— Begin Extracted information —

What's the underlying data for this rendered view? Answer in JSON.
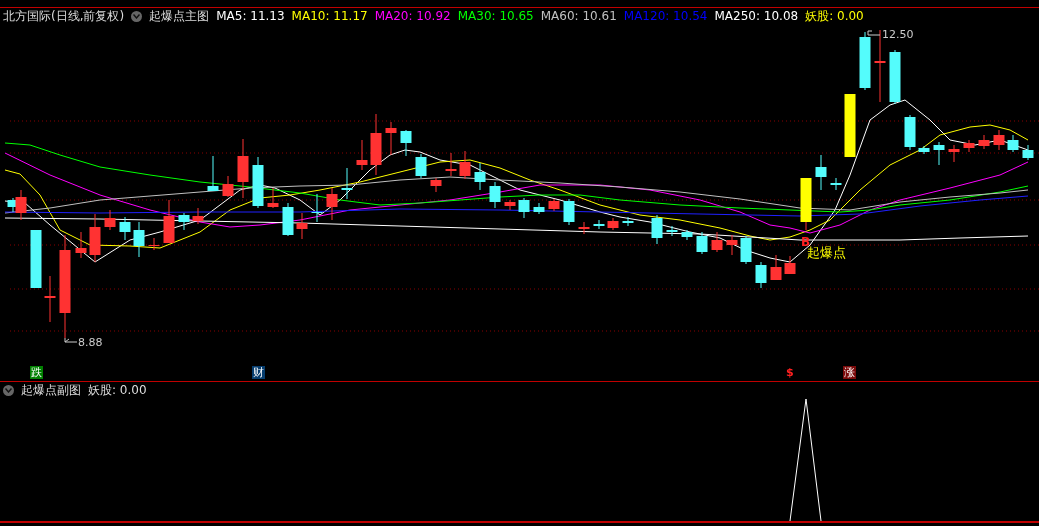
{
  "header": {
    "title": "北方国际(日线,前复权)",
    "indicator": "起爆点主图",
    "values": [
      {
        "text": "MA5: 11.13",
        "color": "#ffffff"
      },
      {
        "text": "MA10: 11.17",
        "color": "#ffff00"
      },
      {
        "text": "MA20: 10.92",
        "color": "#ff00ff"
      },
      {
        "text": "MA30: 10.65",
        "color": "#00ff00"
      },
      {
        "text": "MA60: 10.61",
        "color": "#c0c0c0"
      },
      {
        "text": "MA120: 10.54",
        "color": "#0000ff"
      },
      {
        "text": "MA250: 10.08",
        "color": "#ffffff"
      },
      {
        "text": "妖股: 0.00",
        "color": "#ffff00"
      }
    ]
  },
  "main_chart": {
    "high_label": "12.50",
    "low_label": "8.88",
    "signal_mark": "B",
    "signal_label": "起爆点"
  },
  "event_markers": [
    {
      "text": "跌",
      "kind": "fall"
    },
    {
      "text": "财",
      "kind": "finance"
    },
    {
      "text": "$",
      "kind": "dollar"
    },
    {
      "text": "涨",
      "kind": "rise"
    }
  ],
  "sub_chart": {
    "indicator": "起爆点副图",
    "values": [
      {
        "text": "妖股: 0.00"
      }
    ]
  }
}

— End Extracted information —

**What to do**
Pictures stay out; repeat all the rest of the records exactly.

**Output for this exercise**
What's the underlying data for this rendered view? Answer in JSON.
{
  "header": {
    "title": "北方国际(日线,前复权)",
    "indicator": "起爆点主图",
    "values": [
      {
        "text": "MA5: 11.13",
        "color": "#ffffff"
      },
      {
        "text": "MA10: 11.17",
        "color": "#ffff00"
      },
      {
        "text": "MA20: 10.92",
        "color": "#ff00ff"
      },
      {
        "text": "MA30: 10.65",
        "color": "#00ff00"
      },
      {
        "text": "MA60: 10.61",
        "color": "#c0c0c0"
      },
      {
        "text": "MA120: 10.54",
        "color": "#0000ff"
      },
      {
        "text": "MA250: 10.08",
        "color": "#ffffff"
      },
      {
        "text": "妖股: 0.00",
        "color": "#ffff00"
      }
    ]
  },
  "main_chart": {
    "high_label": "12.50",
    "low_label": "8.88",
    "signal_mark": "B",
    "signal_label": "起爆点"
  },
  "event_markers": [
    {
      "text": "跌",
      "kind": "fall"
    },
    {
      "text": "财",
      "kind": "finance"
    },
    {
      "text": "$",
      "kind": "dollar"
    },
    {
      "text": "涨",
      "kind": "rise"
    }
  ],
  "sub_chart": {
    "indicator": "起爆点副图",
    "values": [
      {
        "text": "妖股: 0.00"
      }
    ]
  }
}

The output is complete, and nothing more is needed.